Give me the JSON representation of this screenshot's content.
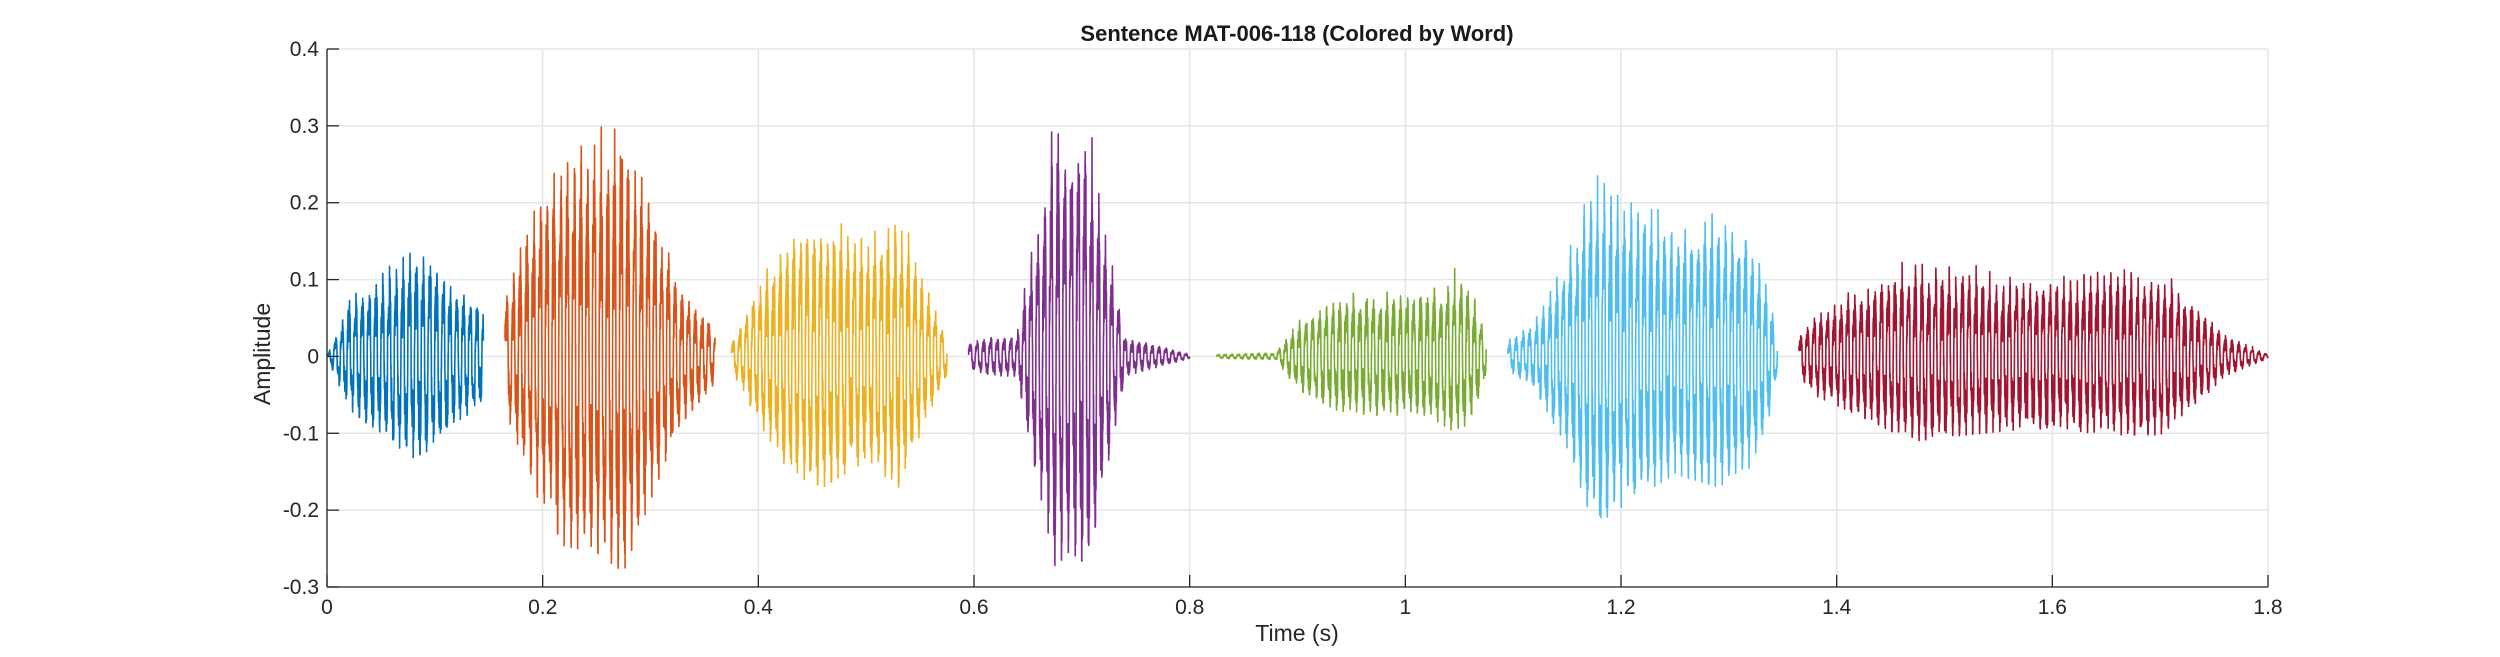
{
  "chart_data": {
    "type": "line",
    "title": "Sentence MAT-006-118 (Colored by Word)",
    "xlabel": "Time (s)",
    "ylabel": "Amplitude",
    "xlim": [
      0,
      1.8
    ],
    "ylim": [
      -0.3,
      0.4
    ],
    "xticks": [
      0,
      0.2,
      0.4,
      0.6,
      0.8,
      1,
      1.2,
      1.4,
      1.6,
      1.8
    ],
    "xtick_labels": [
      "0",
      "0.2",
      "0.4",
      "0.6",
      "0.8",
      "1",
      "1.2",
      "1.4",
      "1.6",
      "1.8"
    ],
    "yticks": [
      -0.3,
      -0.2,
      -0.1,
      0,
      0.1,
      0.2,
      0.3,
      0.4
    ],
    "ytick_labels": [
      "-0.3",
      "-0.2",
      "-0.1",
      "0",
      "0.1",
      "0.2",
      "0.3",
      "0.4"
    ],
    "grid": true,
    "legend": "none",
    "series": [
      {
        "color": "#0072BD",
        "t_start": 0.0,
        "t_end": 0.145,
        "pitch_cycles_per_second": 160,
        "envelope": [
          [
            0.0,
            0.0
          ],
          [
            0.02,
            0.08
          ],
          [
            0.05,
            0.12
          ],
          [
            0.08,
            0.155
          ],
          [
            0.1,
            0.14
          ],
          [
            0.12,
            0.1
          ],
          [
            0.14,
            0.08
          ],
          [
            0.145,
            0.07
          ]
        ]
      },
      {
        "color": "#D95319",
        "t_start": 0.165,
        "t_end": 0.36,
        "pitch_cycles_per_second": 160,
        "envelope": [
          [
            0.165,
            0.08
          ],
          [
            0.19,
            0.2
          ],
          [
            0.22,
            0.29
          ],
          [
            0.25,
            0.3
          ],
          [
            0.275,
            0.33
          ],
          [
            0.3,
            0.22
          ],
          [
            0.33,
            0.1
          ],
          [
            0.36,
            0.04
          ]
        ]
      },
      {
        "color": "#EDB120",
        "t_start": 0.375,
        "t_end": 0.575,
        "pitch_cycles_per_second": 160,
        "envelope": [
          [
            0.375,
            0.02
          ],
          [
            0.4,
            0.1
          ],
          [
            0.43,
            0.18
          ],
          [
            0.46,
            0.2
          ],
          [
            0.5,
            0.16
          ],
          [
            0.53,
            0.2
          ],
          [
            0.56,
            0.08
          ],
          [
            0.575,
            0.03
          ]
        ]
      },
      {
        "color": "#7E2F8E",
        "t_start": 0.595,
        "t_end": 0.8,
        "pitch_cycles_per_second": 160,
        "envelope": [
          [
            0.595,
            0.02
          ],
          [
            0.62,
            0.03
          ],
          [
            0.64,
            0.03
          ],
          [
            0.66,
            0.2
          ],
          [
            0.675,
            0.32
          ],
          [
            0.69,
            0.3
          ],
          [
            0.705,
            0.32
          ],
          [
            0.72,
            0.2
          ],
          [
            0.74,
            0.03
          ],
          [
            0.8,
            0.003
          ]
        ]
      },
      {
        "color": "#77AC30",
        "t_start": 0.825,
        "t_end": 1.075,
        "pitch_cycles_per_second": 160,
        "envelope": [
          [
            0.825,
            0.003
          ],
          [
            0.88,
            0.005
          ],
          [
            0.9,
            0.05
          ],
          [
            0.93,
            0.08
          ],
          [
            0.96,
            0.09
          ],
          [
            1.0,
            0.09
          ],
          [
            1.03,
            0.1
          ],
          [
            1.05,
            0.12
          ],
          [
            1.065,
            0.08
          ],
          [
            1.075,
            0.03
          ]
        ]
      },
      {
        "color": "#4DBEEE",
        "t_start": 1.095,
        "t_end": 1.345,
        "pitch_cycles_per_second": 160,
        "envelope": [
          [
            1.095,
            0.02
          ],
          [
            1.12,
            0.05
          ],
          [
            1.15,
            0.14
          ],
          [
            1.175,
            0.26
          ],
          [
            1.21,
            0.22
          ],
          [
            1.25,
            0.18
          ],
          [
            1.29,
            0.2
          ],
          [
            1.32,
            0.17
          ],
          [
            1.34,
            0.08
          ],
          [
            1.345,
            0.03
          ]
        ]
      },
      {
        "color": "#A2142F",
        "t_start": 1.365,
        "t_end": 1.8,
        "pitch_cycles_per_second": 160,
        "envelope": [
          [
            1.365,
            0.03
          ],
          [
            1.38,
            0.06
          ],
          [
            1.42,
            0.09
          ],
          [
            1.47,
            0.13
          ],
          [
            1.52,
            0.12
          ],
          [
            1.58,
            0.11
          ],
          [
            1.65,
            0.12
          ],
          [
            1.7,
            0.12
          ],
          [
            1.73,
            0.08
          ],
          [
            1.76,
            0.03
          ],
          [
            1.8,
            0.003
          ]
        ]
      }
    ]
  }
}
+---+
**Requirement:**
The records above are to be reproduced exactly; the pictures are to be left out.

**Full solution:**
Give me the JSON representation of this screenshot's content.
{
  "chart_data": {
    "type": "line",
    "title": "Sentence MAT-006-118 (Colored by Word)",
    "xlabel": "Time (s)",
    "ylabel": "Amplitude",
    "xlim": [
      0,
      1.8
    ],
    "ylim": [
      -0.3,
      0.4
    ],
    "xticks": [
      0,
      0.2,
      0.4,
      0.6,
      0.8,
      1,
      1.2,
      1.4,
      1.6,
      1.8
    ],
    "xtick_labels": [
      "0",
      "0.2",
      "0.4",
      "0.6",
      "0.8",
      "1",
      "1.2",
      "1.4",
      "1.6",
      "1.8"
    ],
    "yticks": [
      -0.3,
      -0.2,
      -0.1,
      0,
      0.1,
      0.2,
      0.3,
      0.4
    ],
    "ytick_labels": [
      "-0.3",
      "-0.2",
      "-0.1",
      "0",
      "0.1",
      "0.2",
      "0.3",
      "0.4"
    ],
    "grid": true,
    "legend": "none",
    "series": [
      {
        "color": "#0072BD",
        "t_start": 0.0,
        "t_end": 0.145,
        "pitch_cycles_per_second": 160,
        "envelope": [
          [
            0.0,
            0.0
          ],
          [
            0.02,
            0.08
          ],
          [
            0.05,
            0.12
          ],
          [
            0.08,
            0.155
          ],
          [
            0.1,
            0.14
          ],
          [
            0.12,
            0.1
          ],
          [
            0.14,
            0.08
          ],
          [
            0.145,
            0.07
          ]
        ]
      },
      {
        "color": "#D95319",
        "t_start": 0.165,
        "t_end": 0.36,
        "pitch_cycles_per_second": 160,
        "envelope": [
          [
            0.165,
            0.08
          ],
          [
            0.19,
            0.2
          ],
          [
            0.22,
            0.29
          ],
          [
            0.25,
            0.3
          ],
          [
            0.275,
            0.33
          ],
          [
            0.3,
            0.22
          ],
          [
            0.33,
            0.1
          ],
          [
            0.36,
            0.04
          ]
        ]
      },
      {
        "color": "#EDB120",
        "t_start": 0.375,
        "t_end": 0.575,
        "pitch_cycles_per_second": 160,
        "envelope": [
          [
            0.375,
            0.02
          ],
          [
            0.4,
            0.1
          ],
          [
            0.43,
            0.18
          ],
          [
            0.46,
            0.2
          ],
          [
            0.5,
            0.16
          ],
          [
            0.53,
            0.2
          ],
          [
            0.56,
            0.08
          ],
          [
            0.575,
            0.03
          ]
        ]
      },
      {
        "color": "#7E2F8E",
        "t_start": 0.595,
        "t_end": 0.8,
        "pitch_cycles_per_second": 160,
        "envelope": [
          [
            0.595,
            0.02
          ],
          [
            0.62,
            0.03
          ],
          [
            0.64,
            0.03
          ],
          [
            0.66,
            0.2
          ],
          [
            0.675,
            0.32
          ],
          [
            0.69,
            0.3
          ],
          [
            0.705,
            0.32
          ],
          [
            0.72,
            0.2
          ],
          [
            0.74,
            0.03
          ],
          [
            0.8,
            0.003
          ]
        ]
      },
      {
        "color": "#77AC30",
        "t_start": 0.825,
        "t_end": 1.075,
        "pitch_cycles_per_second": 160,
        "envelope": [
          [
            0.825,
            0.003
          ],
          [
            0.88,
            0.005
          ],
          [
            0.9,
            0.05
          ],
          [
            0.93,
            0.08
          ],
          [
            0.96,
            0.09
          ],
          [
            1.0,
            0.09
          ],
          [
            1.03,
            0.1
          ],
          [
            1.05,
            0.12
          ],
          [
            1.065,
            0.08
          ],
          [
            1.075,
            0.03
          ]
        ]
      },
      {
        "color": "#4DBEEE",
        "t_start": 1.095,
        "t_end": 1.345,
        "pitch_cycles_per_second": 160,
        "envelope": [
          [
            1.095,
            0.02
          ],
          [
            1.12,
            0.05
          ],
          [
            1.15,
            0.14
          ],
          [
            1.175,
            0.26
          ],
          [
            1.21,
            0.22
          ],
          [
            1.25,
            0.18
          ],
          [
            1.29,
            0.2
          ],
          [
            1.32,
            0.17
          ],
          [
            1.34,
            0.08
          ],
          [
            1.345,
            0.03
          ]
        ]
      },
      {
        "color": "#A2142F",
        "t_start": 1.365,
        "t_end": 1.8,
        "pitch_cycles_per_second": 160,
        "envelope": [
          [
            1.365,
            0.03
          ],
          [
            1.38,
            0.06
          ],
          [
            1.42,
            0.09
          ],
          [
            1.47,
            0.13
          ],
          [
            1.52,
            0.12
          ],
          [
            1.58,
            0.11
          ],
          [
            1.65,
            0.12
          ],
          [
            1.7,
            0.12
          ],
          [
            1.73,
            0.08
          ],
          [
            1.76,
            0.03
          ],
          [
            1.8,
            0.003
          ]
        ]
      }
    ]
  }
}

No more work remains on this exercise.